### Set exercise
Repeat the data word for word. Do not include the pictures.

### Listing
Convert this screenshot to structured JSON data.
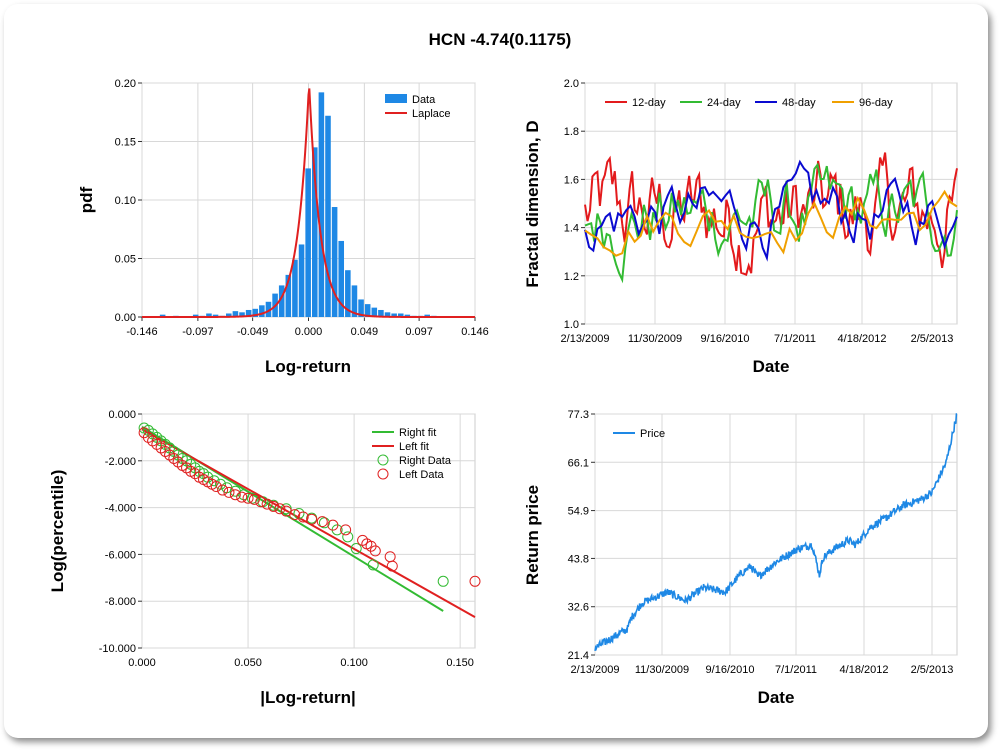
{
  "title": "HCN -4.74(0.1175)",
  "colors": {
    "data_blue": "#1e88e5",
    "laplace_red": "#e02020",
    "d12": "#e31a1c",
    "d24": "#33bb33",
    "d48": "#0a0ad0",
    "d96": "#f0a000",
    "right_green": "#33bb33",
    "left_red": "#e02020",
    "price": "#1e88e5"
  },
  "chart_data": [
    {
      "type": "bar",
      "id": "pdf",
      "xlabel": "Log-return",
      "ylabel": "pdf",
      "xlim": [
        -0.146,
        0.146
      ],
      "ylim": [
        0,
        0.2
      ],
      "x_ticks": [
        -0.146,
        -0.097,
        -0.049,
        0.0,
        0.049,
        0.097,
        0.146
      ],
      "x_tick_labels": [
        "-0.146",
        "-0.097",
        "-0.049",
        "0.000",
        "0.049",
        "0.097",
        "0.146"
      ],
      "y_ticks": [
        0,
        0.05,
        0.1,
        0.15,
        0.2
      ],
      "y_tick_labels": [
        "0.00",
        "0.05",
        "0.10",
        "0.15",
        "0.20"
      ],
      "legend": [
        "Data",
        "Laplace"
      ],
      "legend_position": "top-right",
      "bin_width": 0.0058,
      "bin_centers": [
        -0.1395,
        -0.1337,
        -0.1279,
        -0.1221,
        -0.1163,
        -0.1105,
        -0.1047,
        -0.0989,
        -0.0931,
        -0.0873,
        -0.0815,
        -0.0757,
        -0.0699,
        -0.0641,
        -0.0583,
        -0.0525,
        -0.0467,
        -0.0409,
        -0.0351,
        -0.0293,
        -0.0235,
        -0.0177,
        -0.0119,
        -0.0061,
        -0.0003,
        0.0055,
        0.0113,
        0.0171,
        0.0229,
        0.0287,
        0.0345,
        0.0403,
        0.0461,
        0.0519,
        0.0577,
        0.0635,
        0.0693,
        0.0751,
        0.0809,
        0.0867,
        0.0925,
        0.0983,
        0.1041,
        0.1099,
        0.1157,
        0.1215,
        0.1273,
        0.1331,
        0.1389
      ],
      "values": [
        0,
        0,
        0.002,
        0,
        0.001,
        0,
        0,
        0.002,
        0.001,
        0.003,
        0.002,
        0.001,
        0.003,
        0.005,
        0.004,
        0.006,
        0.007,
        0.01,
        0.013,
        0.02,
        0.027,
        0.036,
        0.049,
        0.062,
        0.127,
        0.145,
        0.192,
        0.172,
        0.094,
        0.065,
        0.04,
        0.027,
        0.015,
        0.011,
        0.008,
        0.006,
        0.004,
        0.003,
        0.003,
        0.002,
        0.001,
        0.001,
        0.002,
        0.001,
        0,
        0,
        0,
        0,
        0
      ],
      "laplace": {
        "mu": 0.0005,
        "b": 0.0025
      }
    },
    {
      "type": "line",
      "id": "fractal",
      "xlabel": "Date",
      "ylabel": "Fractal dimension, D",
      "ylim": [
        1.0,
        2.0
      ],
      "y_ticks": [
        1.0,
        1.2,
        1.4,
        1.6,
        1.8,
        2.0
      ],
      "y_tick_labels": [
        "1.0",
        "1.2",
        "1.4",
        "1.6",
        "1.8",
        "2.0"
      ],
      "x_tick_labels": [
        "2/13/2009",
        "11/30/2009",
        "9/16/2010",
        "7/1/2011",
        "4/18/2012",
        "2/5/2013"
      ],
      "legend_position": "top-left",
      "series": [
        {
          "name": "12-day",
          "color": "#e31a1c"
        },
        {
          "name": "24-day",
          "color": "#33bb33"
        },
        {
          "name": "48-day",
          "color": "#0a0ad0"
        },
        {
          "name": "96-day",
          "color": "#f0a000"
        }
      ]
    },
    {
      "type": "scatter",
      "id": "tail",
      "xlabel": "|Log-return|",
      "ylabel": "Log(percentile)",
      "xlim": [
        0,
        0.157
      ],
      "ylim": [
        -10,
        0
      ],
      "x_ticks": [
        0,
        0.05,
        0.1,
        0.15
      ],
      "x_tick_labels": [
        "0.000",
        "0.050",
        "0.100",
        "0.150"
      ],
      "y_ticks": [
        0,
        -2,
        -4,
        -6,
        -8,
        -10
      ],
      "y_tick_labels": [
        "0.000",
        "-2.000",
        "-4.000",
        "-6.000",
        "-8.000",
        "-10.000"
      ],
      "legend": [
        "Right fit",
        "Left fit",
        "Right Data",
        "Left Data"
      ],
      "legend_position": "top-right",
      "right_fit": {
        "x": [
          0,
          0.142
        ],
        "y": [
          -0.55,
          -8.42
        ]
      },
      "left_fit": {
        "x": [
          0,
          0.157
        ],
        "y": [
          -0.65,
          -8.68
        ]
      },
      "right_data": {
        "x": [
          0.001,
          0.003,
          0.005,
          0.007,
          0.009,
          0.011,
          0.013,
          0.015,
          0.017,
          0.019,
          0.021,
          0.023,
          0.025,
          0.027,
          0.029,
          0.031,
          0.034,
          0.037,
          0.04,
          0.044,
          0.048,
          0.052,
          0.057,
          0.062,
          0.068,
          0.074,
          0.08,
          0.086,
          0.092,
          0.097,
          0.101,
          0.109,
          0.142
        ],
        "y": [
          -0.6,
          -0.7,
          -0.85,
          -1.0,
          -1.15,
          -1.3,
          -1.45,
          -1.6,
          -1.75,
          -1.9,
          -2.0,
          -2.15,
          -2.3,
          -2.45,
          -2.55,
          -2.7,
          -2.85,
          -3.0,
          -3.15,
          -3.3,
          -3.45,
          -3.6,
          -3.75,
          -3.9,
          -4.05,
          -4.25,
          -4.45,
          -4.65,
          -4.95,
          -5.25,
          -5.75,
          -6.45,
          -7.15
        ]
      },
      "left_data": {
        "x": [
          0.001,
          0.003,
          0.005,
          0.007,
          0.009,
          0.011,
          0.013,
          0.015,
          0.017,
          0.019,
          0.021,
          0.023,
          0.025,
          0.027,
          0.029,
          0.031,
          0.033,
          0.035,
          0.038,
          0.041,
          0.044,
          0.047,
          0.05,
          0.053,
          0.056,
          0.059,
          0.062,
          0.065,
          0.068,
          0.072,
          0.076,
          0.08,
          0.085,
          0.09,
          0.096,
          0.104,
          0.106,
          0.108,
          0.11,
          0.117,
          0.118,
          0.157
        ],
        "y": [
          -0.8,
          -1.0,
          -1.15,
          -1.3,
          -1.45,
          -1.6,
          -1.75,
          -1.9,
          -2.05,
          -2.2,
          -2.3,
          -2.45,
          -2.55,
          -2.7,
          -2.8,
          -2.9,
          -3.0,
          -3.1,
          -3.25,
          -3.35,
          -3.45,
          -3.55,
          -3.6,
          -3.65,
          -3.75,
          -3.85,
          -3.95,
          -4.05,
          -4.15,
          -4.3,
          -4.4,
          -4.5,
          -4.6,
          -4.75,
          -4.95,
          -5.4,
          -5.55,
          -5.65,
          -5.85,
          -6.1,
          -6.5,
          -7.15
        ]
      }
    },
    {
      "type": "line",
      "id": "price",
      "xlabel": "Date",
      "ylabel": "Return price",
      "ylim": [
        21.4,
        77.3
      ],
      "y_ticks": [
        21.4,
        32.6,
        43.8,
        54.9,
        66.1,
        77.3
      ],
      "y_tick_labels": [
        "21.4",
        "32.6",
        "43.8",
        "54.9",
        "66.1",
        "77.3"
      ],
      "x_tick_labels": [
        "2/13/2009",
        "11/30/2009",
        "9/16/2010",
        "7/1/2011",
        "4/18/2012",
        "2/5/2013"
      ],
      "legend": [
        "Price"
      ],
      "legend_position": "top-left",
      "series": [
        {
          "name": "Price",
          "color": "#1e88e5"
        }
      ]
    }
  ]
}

### Solution to the exercise
Convert this screenshot to structured JSON data.
{
  "title": "HCN -4.74(0.1175)",
  "colors": {
    "data_blue": "#1e88e5",
    "laplace_red": "#e02020",
    "d12": "#e31a1c",
    "d24": "#33bb33",
    "d48": "#0a0ad0",
    "d96": "#f0a000",
    "right_green": "#33bb33",
    "left_red": "#e02020",
    "price": "#1e88e5"
  },
  "chart_data": [
    {
      "type": "bar",
      "id": "pdf",
      "xlabel": "Log-return",
      "ylabel": "pdf",
      "xlim": [
        -0.146,
        0.146
      ],
      "ylim": [
        0,
        0.2
      ],
      "x_ticks": [
        -0.146,
        -0.097,
        -0.049,
        0.0,
        0.049,
        0.097,
        0.146
      ],
      "x_tick_labels": [
        "-0.146",
        "-0.097",
        "-0.049",
        "0.000",
        "0.049",
        "0.097",
        "0.146"
      ],
      "y_ticks": [
        0,
        0.05,
        0.1,
        0.15,
        0.2
      ],
      "y_tick_labels": [
        "0.00",
        "0.05",
        "0.10",
        "0.15",
        "0.20"
      ],
      "legend": [
        "Data",
        "Laplace"
      ],
      "legend_position": "top-right",
      "bin_width": 0.0058,
      "bin_centers": [
        -0.1395,
        -0.1337,
        -0.1279,
        -0.1221,
        -0.1163,
        -0.1105,
        -0.1047,
        -0.0989,
        -0.0931,
        -0.0873,
        -0.0815,
        -0.0757,
        -0.0699,
        -0.0641,
        -0.0583,
        -0.0525,
        -0.0467,
        -0.0409,
        -0.0351,
        -0.0293,
        -0.0235,
        -0.0177,
        -0.0119,
        -0.0061,
        -0.0003,
        0.0055,
        0.0113,
        0.0171,
        0.0229,
        0.0287,
        0.0345,
        0.0403,
        0.0461,
        0.0519,
        0.0577,
        0.0635,
        0.0693,
        0.0751,
        0.0809,
        0.0867,
        0.0925,
        0.0983,
        0.1041,
        0.1099,
        0.1157,
        0.1215,
        0.1273,
        0.1331,
        0.1389
      ],
      "values": [
        0,
        0,
        0.002,
        0,
        0.001,
        0,
        0,
        0.002,
        0.001,
        0.003,
        0.002,
        0.001,
        0.003,
        0.005,
        0.004,
        0.006,
        0.007,
        0.01,
        0.013,
        0.02,
        0.027,
        0.036,
        0.049,
        0.062,
        0.127,
        0.145,
        0.192,
        0.172,
        0.094,
        0.065,
        0.04,
        0.027,
        0.015,
        0.011,
        0.008,
        0.006,
        0.004,
        0.003,
        0.003,
        0.002,
        0.001,
        0.001,
        0.002,
        0.001,
        0,
        0,
        0,
        0,
        0
      ],
      "laplace": {
        "mu": 0.0005,
        "b": 0.0025
      }
    },
    {
      "type": "line",
      "id": "fractal",
      "xlabel": "Date",
      "ylabel": "Fractal dimension, D",
      "ylim": [
        1.0,
        2.0
      ],
      "y_ticks": [
        1.0,
        1.2,
        1.4,
        1.6,
        1.8,
        2.0
      ],
      "y_tick_labels": [
        "1.0",
        "1.2",
        "1.4",
        "1.6",
        "1.8",
        "2.0"
      ],
      "x_tick_labels": [
        "2/13/2009",
        "11/30/2009",
        "9/16/2010",
        "7/1/2011",
        "4/18/2012",
        "2/5/2013"
      ],
      "legend_position": "top-left",
      "series": [
        {
          "name": "12-day",
          "color": "#e31a1c"
        },
        {
          "name": "24-day",
          "color": "#33bb33"
        },
        {
          "name": "48-day",
          "color": "#0a0ad0"
        },
        {
          "name": "96-day",
          "color": "#f0a000"
        }
      ]
    },
    {
      "type": "scatter",
      "id": "tail",
      "xlabel": "|Log-return|",
      "ylabel": "Log(percentile)",
      "xlim": [
        0,
        0.157
      ],
      "ylim": [
        -10,
        0
      ],
      "x_ticks": [
        0,
        0.05,
        0.1,
        0.15
      ],
      "x_tick_labels": [
        "0.000",
        "0.050",
        "0.100",
        "0.150"
      ],
      "y_ticks": [
        0,
        -2,
        -4,
        -6,
        -8,
        -10
      ],
      "y_tick_labels": [
        "0.000",
        "-2.000",
        "-4.000",
        "-6.000",
        "-8.000",
        "-10.000"
      ],
      "legend": [
        "Right fit",
        "Left fit",
        "Right Data",
        "Left Data"
      ],
      "legend_position": "top-right",
      "right_fit": {
        "x": [
          0,
          0.142
        ],
        "y": [
          -0.55,
          -8.42
        ]
      },
      "left_fit": {
        "x": [
          0,
          0.157
        ],
        "y": [
          -0.65,
          -8.68
        ]
      },
      "right_data": {
        "x": [
          0.001,
          0.003,
          0.005,
          0.007,
          0.009,
          0.011,
          0.013,
          0.015,
          0.017,
          0.019,
          0.021,
          0.023,
          0.025,
          0.027,
          0.029,
          0.031,
          0.034,
          0.037,
          0.04,
          0.044,
          0.048,
          0.052,
          0.057,
          0.062,
          0.068,
          0.074,
          0.08,
          0.086,
          0.092,
          0.097,
          0.101,
          0.109,
          0.142
        ],
        "y": [
          -0.6,
          -0.7,
          -0.85,
          -1.0,
          -1.15,
          -1.3,
          -1.45,
          -1.6,
          -1.75,
          -1.9,
          -2.0,
          -2.15,
          -2.3,
          -2.45,
          -2.55,
          -2.7,
          -2.85,
          -3.0,
          -3.15,
          -3.3,
          -3.45,
          -3.6,
          -3.75,
          -3.9,
          -4.05,
          -4.25,
          -4.45,
          -4.65,
          -4.95,
          -5.25,
          -5.75,
          -6.45,
          -7.15
        ]
      },
      "left_data": {
        "x": [
          0.001,
          0.003,
          0.005,
          0.007,
          0.009,
          0.011,
          0.013,
          0.015,
          0.017,
          0.019,
          0.021,
          0.023,
          0.025,
          0.027,
          0.029,
          0.031,
          0.033,
          0.035,
          0.038,
          0.041,
          0.044,
          0.047,
          0.05,
          0.053,
          0.056,
          0.059,
          0.062,
          0.065,
          0.068,
          0.072,
          0.076,
          0.08,
          0.085,
          0.09,
          0.096,
          0.104,
          0.106,
          0.108,
          0.11,
          0.117,
          0.118,
          0.157
        ],
        "y": [
          -0.8,
          -1.0,
          -1.15,
          -1.3,
          -1.45,
          -1.6,
          -1.75,
          -1.9,
          -2.05,
          -2.2,
          -2.3,
          -2.45,
          -2.55,
          -2.7,
          -2.8,
          -2.9,
          -3.0,
          -3.1,
          -3.25,
          -3.35,
          -3.45,
          -3.55,
          -3.6,
          -3.65,
          -3.75,
          -3.85,
          -3.95,
          -4.05,
          -4.15,
          -4.3,
          -4.4,
          -4.5,
          -4.6,
          -4.75,
          -4.95,
          -5.4,
          -5.55,
          -5.65,
          -5.85,
          -6.1,
          -6.5,
          -7.15
        ]
      }
    },
    {
      "type": "line",
      "id": "price",
      "xlabel": "Date",
      "ylabel": "Return price",
      "ylim": [
        21.4,
        77.3
      ],
      "y_ticks": [
        21.4,
        32.6,
        43.8,
        54.9,
        66.1,
        77.3
      ],
      "y_tick_labels": [
        "21.4",
        "32.6",
        "43.8",
        "54.9",
        "66.1",
        "77.3"
      ],
      "x_tick_labels": [
        "2/13/2009",
        "11/30/2009",
        "9/16/2010",
        "7/1/2011",
        "4/18/2012",
        "2/5/2013"
      ],
      "legend": [
        "Price"
      ],
      "legend_position": "top-left",
      "series": [
        {
          "name": "Price",
          "color": "#1e88e5"
        }
      ]
    }
  ]
}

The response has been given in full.